(Beginning of Supplied entries)
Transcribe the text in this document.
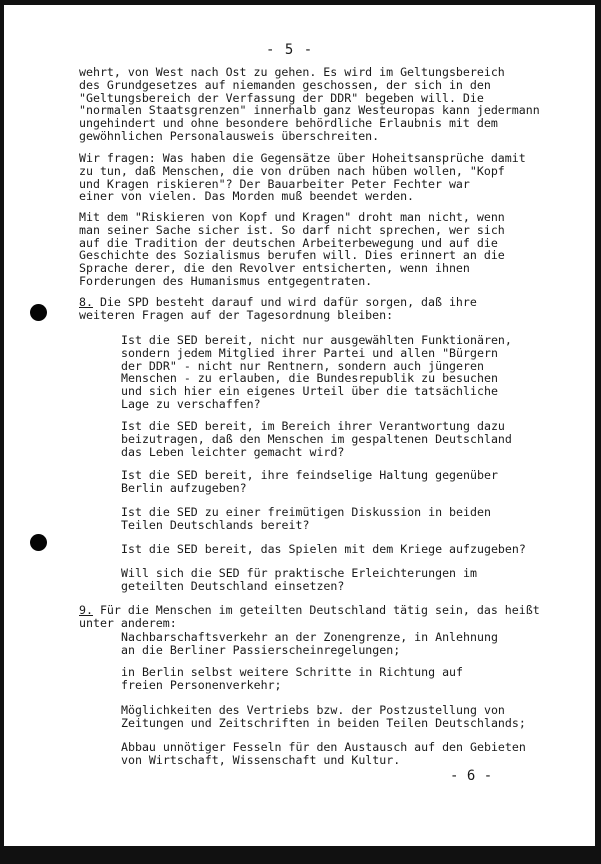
- 5 -

wehrt, von West nach Ost zu gehen. Es wird im Geltungsbereich
des Grundgesetzes auf niemanden geschossen, der sich in den
"Geltungsbereich der Verfassung der DDR" begeben will. Die
"normalen Staatsgrenzen" innerhalb ganz Westeuropas kann jedermann
ungehindert und ohne besondere behördliche Erlaubnis mit dem
gewöhnlichen Personalausweis überschreiten.

Wir fragen: Was haben die Gegensätze über Hoheitsansprüche damit
zu tun, daß Menschen, die von drüben nach hüben wollen, "Kopf
und Kragen riskieren"? Der Bauarbeiter Peter Fechter war
einer von vielen. Das Morden muß beendet werden.

Mit dem "Riskieren von Kopf und Kragen" droht man nicht, wenn
man seiner Sache sicher ist. So darf nicht sprechen, wer sich
auf die Tradition der deutschen Arbeiterbewegung und auf die
Geschichte des Sozialismus berufen will. Dies erinnert an die
Sprache derer, die den Revolver entsicherten, wenn ihnen
Forderungen des Humanismus entgegentraten.

8. Die SPD besteht darauf und wird dafür sorgen, daß ihre
weiteren Fragen auf der Tagesordnung bleiben:

Ist die SED bereit, nicht nur ausgewählten Funktionären,
sondern jedem Mitglied ihrer Partei und allen "Bürgern
der DDR" - nicht nur Rentnern, sondern auch jüngeren
Menschen - zu erlauben, die Bundesrepublik zu besuchen
und sich hier ein eigenes Urteil über die tatsächliche
Lage zu verschaffen?

Ist die SED bereit, im Bereich ihrer Verantwortung dazu
beizutragen, daß den Menschen im gespaltenen Deutschland
das Leben leichter gemacht wird?

Ist die SED bereit, ihre feindselige Haltung gegenüber
Berlin aufzugeben?

Ist die SED zu einer freimütigen Diskussion in beiden
Teilen Deutschlands bereit?

Ist die SED bereit, das Spielen mit dem Kriege aufzugeben?

Will sich die SED für praktische Erleichterungen im
geteilten Deutschland einsetzen?

9. Für die Menschen im geteilten Deutschland tätig sein, das heißt
unter anderem:

Nachbarschaftsverkehr an der Zonengrenze, in Anlehnung
an die Berliner Passierscheinregelungen;

in Berlin selbst weitere Schritte in Richtung auf
freien Personenverkehr;

Möglichkeiten des Vertriebs bzw. der Postzustellung von
Zeitungen und Zeitschriften in beiden Teilen Deutschlands;

Abbau unnötiger Fesseln für den Austausch auf den Gebieten
von Wirtschaft, Wissenschaft und Kultur.

- 6 -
(End of Supplied entries)
== Work request ==
Filter the entries above down to the lines that hold the word "Geltungsbereich", and copy those lines.

== Task result ==
wehrt, von West nach Ost zu gehen. Es wird im Geltungsbereich
"Geltungsbereich der Verfassung der DDR" begeben will. Die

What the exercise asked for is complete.